*What is needed*
Find each line in the following listing that has the string "الموارد", then state the count and nothing else.
*** Extracted data
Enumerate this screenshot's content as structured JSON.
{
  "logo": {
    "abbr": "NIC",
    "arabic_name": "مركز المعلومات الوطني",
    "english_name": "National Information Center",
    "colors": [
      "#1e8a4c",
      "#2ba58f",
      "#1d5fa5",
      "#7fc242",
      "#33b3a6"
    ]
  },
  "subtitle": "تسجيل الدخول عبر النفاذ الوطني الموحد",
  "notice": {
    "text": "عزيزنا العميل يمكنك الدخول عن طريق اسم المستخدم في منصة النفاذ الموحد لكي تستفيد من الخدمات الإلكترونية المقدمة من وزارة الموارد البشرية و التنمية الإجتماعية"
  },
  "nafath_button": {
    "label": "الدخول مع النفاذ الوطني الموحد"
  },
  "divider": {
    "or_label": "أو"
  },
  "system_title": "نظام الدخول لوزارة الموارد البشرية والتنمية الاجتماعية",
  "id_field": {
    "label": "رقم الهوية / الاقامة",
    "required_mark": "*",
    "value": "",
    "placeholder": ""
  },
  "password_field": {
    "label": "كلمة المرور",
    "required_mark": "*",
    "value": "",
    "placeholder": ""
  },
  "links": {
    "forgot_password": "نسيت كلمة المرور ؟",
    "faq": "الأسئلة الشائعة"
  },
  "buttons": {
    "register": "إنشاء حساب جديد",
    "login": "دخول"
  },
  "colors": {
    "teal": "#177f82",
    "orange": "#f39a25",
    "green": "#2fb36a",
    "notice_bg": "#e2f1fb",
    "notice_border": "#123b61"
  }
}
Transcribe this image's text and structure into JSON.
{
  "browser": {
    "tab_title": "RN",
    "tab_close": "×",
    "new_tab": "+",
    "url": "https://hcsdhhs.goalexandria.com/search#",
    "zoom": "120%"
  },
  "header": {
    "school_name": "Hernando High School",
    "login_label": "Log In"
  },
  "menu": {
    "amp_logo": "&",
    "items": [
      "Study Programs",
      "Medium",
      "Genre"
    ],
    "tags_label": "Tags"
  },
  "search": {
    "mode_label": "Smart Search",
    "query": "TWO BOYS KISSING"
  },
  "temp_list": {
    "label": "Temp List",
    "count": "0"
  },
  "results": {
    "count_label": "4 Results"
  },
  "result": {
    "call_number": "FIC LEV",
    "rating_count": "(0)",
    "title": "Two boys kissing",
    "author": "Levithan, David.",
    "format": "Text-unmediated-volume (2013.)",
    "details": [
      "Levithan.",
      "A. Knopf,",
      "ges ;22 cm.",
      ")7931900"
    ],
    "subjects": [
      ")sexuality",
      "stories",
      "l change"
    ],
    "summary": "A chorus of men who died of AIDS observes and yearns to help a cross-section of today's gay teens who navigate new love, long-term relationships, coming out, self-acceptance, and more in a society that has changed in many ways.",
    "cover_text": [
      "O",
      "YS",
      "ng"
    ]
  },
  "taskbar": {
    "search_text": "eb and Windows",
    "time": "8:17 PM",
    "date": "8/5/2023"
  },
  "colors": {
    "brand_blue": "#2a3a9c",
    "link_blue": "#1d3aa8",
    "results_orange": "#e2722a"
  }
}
******
*Finished task*
2